● Supplied records
• • • • • • •
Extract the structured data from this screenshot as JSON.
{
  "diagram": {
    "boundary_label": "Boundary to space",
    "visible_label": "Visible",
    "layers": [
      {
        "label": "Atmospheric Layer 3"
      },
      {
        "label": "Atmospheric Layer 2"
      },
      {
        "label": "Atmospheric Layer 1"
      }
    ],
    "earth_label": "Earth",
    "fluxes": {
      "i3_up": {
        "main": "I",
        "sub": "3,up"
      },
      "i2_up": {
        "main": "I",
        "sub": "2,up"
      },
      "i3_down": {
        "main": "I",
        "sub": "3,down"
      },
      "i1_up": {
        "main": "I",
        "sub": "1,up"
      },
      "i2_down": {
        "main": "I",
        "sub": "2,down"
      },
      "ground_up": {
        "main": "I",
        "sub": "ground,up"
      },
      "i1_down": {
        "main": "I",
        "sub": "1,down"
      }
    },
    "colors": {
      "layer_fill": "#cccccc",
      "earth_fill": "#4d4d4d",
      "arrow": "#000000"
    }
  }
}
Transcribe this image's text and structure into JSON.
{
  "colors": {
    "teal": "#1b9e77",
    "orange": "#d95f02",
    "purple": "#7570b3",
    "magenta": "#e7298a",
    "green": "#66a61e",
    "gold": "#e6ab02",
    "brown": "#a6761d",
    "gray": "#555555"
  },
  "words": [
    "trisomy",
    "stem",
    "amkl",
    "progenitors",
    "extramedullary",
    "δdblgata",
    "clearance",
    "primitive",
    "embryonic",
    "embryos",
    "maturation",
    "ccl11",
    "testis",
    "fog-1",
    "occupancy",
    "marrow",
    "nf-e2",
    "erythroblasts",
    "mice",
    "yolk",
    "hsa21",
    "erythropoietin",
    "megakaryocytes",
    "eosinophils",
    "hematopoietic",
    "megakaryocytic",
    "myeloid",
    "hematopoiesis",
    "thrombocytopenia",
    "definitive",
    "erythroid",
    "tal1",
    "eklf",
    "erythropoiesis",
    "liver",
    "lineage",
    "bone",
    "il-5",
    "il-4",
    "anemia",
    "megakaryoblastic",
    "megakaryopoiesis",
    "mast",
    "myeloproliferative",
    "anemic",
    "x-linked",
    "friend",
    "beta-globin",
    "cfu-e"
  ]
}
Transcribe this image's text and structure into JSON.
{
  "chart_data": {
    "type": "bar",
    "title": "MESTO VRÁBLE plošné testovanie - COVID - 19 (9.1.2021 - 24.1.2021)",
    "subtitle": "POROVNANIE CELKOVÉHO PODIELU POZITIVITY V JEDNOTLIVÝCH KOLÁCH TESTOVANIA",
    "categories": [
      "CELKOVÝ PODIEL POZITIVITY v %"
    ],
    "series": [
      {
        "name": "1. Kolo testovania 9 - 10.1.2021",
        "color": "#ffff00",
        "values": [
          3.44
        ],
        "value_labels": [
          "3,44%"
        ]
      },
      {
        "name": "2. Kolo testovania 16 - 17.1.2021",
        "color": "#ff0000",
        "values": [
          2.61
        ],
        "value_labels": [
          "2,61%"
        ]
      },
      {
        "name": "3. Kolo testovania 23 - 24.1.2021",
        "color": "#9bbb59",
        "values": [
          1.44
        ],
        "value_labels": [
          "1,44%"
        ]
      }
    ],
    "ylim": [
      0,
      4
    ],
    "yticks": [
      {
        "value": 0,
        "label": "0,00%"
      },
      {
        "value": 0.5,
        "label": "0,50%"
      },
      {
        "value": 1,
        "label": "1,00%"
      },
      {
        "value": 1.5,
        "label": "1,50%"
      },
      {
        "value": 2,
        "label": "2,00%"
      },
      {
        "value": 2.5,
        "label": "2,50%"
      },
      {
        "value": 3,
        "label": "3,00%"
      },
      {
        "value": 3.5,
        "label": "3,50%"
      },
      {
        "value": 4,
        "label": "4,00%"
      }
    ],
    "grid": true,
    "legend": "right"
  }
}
• • • • • • •
● Problem details
Output all of the data again, exactly.

● Result for this exercise
Extract the structured data from this screenshot as JSON.
{
  "diagram": {
    "boundary_label": "Boundary to space",
    "visible_label": "Visible",
    "layers": [
      {
        "label": "Atmospheric Layer 3"
      },
      {
        "label": "Atmospheric Layer 2"
      },
      {
        "label": "Atmospheric Layer 1"
      }
    ],
    "earth_label": "Earth",
    "fluxes": {
      "i3_up": {
        "main": "I",
        "sub": "3,up"
      },
      "i2_up": {
        "main": "I",
        "sub": "2,up"
      },
      "i3_down": {
        "main": "I",
        "sub": "3,down"
      },
      "i1_up": {
        "main": "I",
        "sub": "1,up"
      },
      "i2_down": {
        "main": "I",
        "sub": "2,down"
      },
      "ground_up": {
        "main": "I",
        "sub": "ground,up"
      },
      "i1_down": {
        "main": "I",
        "sub": "1,down"
      }
    },
    "colors": {
      "layer_fill": "#cccccc",
      "earth_fill": "#4d4d4d",
      "arrow": "#000000"
    }
  }
}
Transcribe this image's text and structure into JSON.
{
  "colors": {
    "teal": "#1b9e77",
    "orange": "#d95f02",
    "purple": "#7570b3",
    "magenta": "#e7298a",
    "green": "#66a61e",
    "gold": "#e6ab02",
    "brown": "#a6761d",
    "gray": "#555555"
  },
  "words": [
    "trisomy",
    "stem",
    "amkl",
    "progenitors",
    "extramedullary",
    "δdblgata",
    "clearance",
    "primitive",
    "embryonic",
    "embryos",
    "maturation",
    "ccl11",
    "testis",
    "fog-1",
    "occupancy",
    "marrow",
    "nf-e2",
    "erythroblasts",
    "mice",
    "yolk",
    "hsa21",
    "erythropoietin",
    "megakaryocytes",
    "eosinophils",
    "hematopoietic",
    "megakaryocytic",
    "myeloid",
    "hematopoiesis",
    "thrombocytopenia",
    "definitive",
    "erythroid",
    "tal1",
    "eklf",
    "erythropoiesis",
    "liver",
    "lineage",
    "bone",
    "il-5",
    "il-4",
    "anemia",
    "megakaryoblastic",
    "megakaryopoiesis",
    "mast",
    "myeloproliferative",
    "anemic",
    "x-linked",
    "friend",
    "beta-globin",
    "cfu-e"
  ]
}
Transcribe this image's text and structure into JSON.
{
  "chart_data": {
    "type": "bar",
    "title": "MESTO VRÁBLE plošné testovanie - COVID - 19 (9.1.2021 - 24.1.2021)",
    "subtitle": "POROVNANIE CELKOVÉHO PODIELU POZITIVITY V JEDNOTLIVÝCH KOLÁCH TESTOVANIA",
    "categories": [
      "CELKOVÝ PODIEL POZITIVITY v %"
    ],
    "series": [
      {
        "name": "1. Kolo testovania 9 - 10.1.2021",
        "color": "#ffff00",
        "values": [
          3.44
        ],
        "value_labels": [
          "3,44%"
        ]
      },
      {
        "name": "2. Kolo testovania 16 - 17.1.2021",
        "color": "#ff0000",
        "values": [
          2.61
        ],
        "value_labels": [
          "2,61%"
        ]
      },
      {
        "name": "3. Kolo testovania 23 - 24.1.2021",
        "color": "#9bbb59",
        "values": [
          1.44
        ],
        "value_labels": [
          "1,44%"
        ]
      }
    ],
    "ylim": [
      0,
      4
    ],
    "yticks": [
      {
        "value": 0,
        "label": "0,00%"
      },
      {
        "value": 0.5,
        "label": "0,50%"
      },
      {
        "value": 1,
        "label": "1,00%"
      },
      {
        "value": 1.5,
        "label": "1,50%"
      },
      {
        "value": 2,
        "label": "2,00%"
      },
      {
        "value": 2.5,
        "label": "2,50%"
      },
      {
        "value": 3,
        "label": "3,00%"
      },
      {
        "value": 3.5,
        "label": "3,50%"
      },
      {
        "value": 4,
        "label": "4,00%"
      }
    ],
    "grid": true,
    "legend": "right"
  }
}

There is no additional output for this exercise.